▶ Exercise material
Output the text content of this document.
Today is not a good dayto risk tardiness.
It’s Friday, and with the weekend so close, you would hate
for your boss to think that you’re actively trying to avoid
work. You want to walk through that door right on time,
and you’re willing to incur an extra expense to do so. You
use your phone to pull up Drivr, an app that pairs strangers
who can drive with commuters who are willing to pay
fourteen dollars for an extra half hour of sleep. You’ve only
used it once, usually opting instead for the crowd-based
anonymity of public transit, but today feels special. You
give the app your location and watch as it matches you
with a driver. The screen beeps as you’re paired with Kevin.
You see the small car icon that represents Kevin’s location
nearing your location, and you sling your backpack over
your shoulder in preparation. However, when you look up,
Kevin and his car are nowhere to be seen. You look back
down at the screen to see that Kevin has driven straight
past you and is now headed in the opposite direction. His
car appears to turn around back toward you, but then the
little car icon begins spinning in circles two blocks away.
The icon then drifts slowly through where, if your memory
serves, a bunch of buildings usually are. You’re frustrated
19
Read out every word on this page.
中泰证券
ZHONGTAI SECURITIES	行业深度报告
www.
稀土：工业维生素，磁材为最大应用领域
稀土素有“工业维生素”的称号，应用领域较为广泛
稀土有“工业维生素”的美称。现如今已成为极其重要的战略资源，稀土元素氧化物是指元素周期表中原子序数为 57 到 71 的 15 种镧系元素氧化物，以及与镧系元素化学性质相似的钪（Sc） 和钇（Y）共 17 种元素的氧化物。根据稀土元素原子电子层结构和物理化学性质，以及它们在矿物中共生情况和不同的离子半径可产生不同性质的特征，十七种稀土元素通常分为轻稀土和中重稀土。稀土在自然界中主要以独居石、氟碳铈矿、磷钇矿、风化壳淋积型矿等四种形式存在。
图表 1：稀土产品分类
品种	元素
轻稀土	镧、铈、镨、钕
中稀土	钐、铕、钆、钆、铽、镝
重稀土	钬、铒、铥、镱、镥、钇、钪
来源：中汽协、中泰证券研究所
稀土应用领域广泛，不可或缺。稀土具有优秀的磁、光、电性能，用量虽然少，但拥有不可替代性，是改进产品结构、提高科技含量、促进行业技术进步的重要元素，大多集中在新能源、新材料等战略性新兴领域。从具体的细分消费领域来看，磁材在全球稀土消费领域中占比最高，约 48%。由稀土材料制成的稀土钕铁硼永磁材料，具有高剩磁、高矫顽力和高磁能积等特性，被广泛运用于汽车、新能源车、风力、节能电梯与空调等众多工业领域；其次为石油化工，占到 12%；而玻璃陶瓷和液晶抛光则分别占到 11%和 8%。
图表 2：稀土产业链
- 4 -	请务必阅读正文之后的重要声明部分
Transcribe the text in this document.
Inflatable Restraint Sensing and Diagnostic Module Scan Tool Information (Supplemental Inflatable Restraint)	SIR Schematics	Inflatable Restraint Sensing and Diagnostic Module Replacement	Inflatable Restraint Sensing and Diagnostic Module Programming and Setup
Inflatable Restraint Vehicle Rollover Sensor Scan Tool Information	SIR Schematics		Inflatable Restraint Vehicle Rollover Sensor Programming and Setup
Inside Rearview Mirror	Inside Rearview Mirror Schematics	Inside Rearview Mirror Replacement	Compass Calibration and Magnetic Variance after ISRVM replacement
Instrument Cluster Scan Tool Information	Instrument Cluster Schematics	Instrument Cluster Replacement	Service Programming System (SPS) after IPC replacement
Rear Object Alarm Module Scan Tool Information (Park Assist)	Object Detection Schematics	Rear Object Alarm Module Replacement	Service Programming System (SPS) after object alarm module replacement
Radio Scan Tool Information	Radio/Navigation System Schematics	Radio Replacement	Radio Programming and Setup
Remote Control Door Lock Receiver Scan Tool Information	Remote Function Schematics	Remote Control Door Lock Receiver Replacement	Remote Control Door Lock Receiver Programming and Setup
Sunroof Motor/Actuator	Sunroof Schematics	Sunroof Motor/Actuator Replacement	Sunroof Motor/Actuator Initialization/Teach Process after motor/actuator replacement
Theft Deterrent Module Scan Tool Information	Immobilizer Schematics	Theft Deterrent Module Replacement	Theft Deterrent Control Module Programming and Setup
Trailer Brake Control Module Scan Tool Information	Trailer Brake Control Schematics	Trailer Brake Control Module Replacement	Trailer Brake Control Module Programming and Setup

▶ What this task involves
Identify every line above with the string "that" in it. Copy those lines.

▶ Right answer
for your boss to think that you’re actively trying to avoid
work. You want to walk through that door right on time,
use your phone to pull up Drivr, an app that pairs strangers
You see the small car icon that represents Kevin’s location
down at the screen to see that Kevin has driven straight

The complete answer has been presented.